> Dataset records
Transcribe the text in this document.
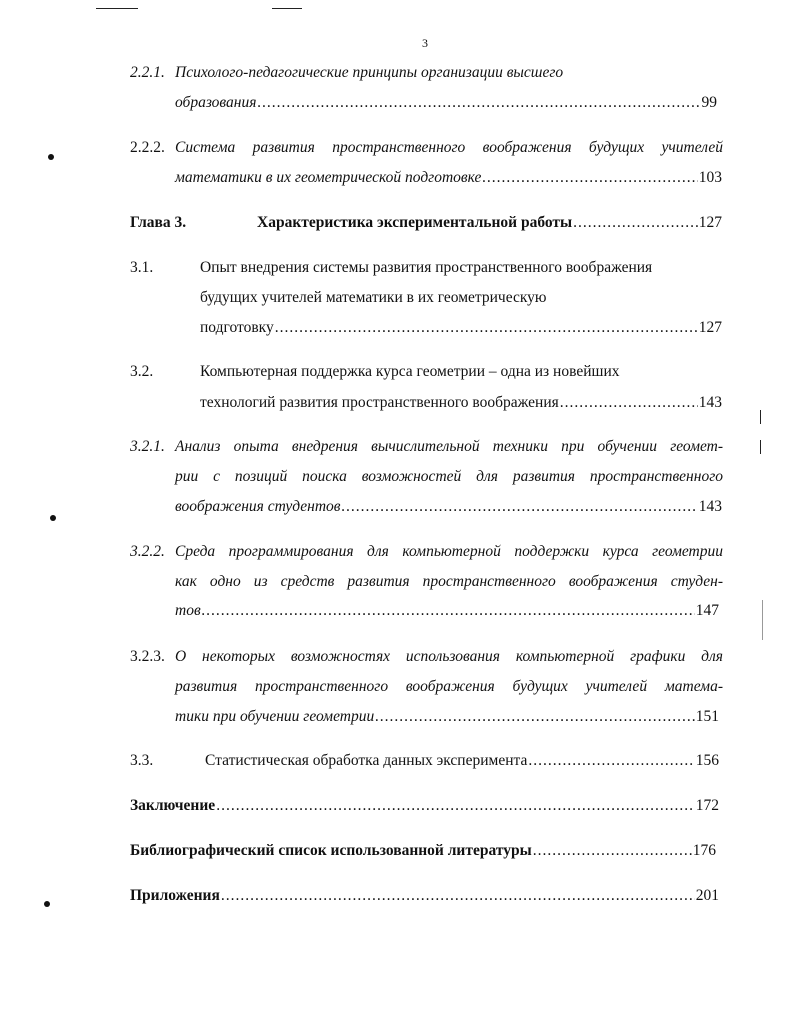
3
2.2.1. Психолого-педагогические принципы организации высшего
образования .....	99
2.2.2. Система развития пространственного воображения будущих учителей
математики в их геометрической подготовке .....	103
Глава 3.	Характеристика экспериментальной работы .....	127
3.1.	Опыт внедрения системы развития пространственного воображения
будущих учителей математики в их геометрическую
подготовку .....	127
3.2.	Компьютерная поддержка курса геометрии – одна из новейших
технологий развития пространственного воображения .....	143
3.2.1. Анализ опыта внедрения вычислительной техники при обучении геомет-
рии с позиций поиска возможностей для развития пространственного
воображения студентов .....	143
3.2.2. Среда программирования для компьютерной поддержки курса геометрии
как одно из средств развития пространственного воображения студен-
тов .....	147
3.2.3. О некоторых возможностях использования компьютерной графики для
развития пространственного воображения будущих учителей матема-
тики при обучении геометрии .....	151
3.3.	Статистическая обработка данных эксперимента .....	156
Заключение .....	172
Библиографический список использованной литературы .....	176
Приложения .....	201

> What you have to do
Extract every line of the data exactly; pictures stay out.

> Final answer
Transcribe the text in this document.
3
2.2.1. Психолого-педагогические принципы организации высшего
образования .....	99
2.2.2. Система развития пространственного воображения будущих учителей
математики в их геометрической подготовке .....	103
Глава 3.	Характеристика экспериментальной работы .....	127
3.1.	Опыт внедрения системы развития пространственного воображения
будущих учителей математики в их геометрическую
подготовку .....	127
3.2.	Компьютерная поддержка курса геометрии – одна из новейших
технологий развития пространственного воображения .....	143
3.2.1. Анализ опыта внедрения вычислительной техники при обучении геомет-
рии с позиций поиска возможностей для развития пространственного
воображения студентов .....	143
3.2.2. Среда программирования для компьютерной поддержки курса геометрии
как одно из средств развития пространственного воображения студен-
тов .....	147
3.2.3. О некоторых возможностях использования компьютерной графики для
развития пространственного воображения будущих учителей матема-
тики при обучении геометрии .....	151
3.3.	Статистическая обработка данных эксперимента .....	156
Заключение .....	172
Библиографический список использованной литературы .....	176
Приложения .....	201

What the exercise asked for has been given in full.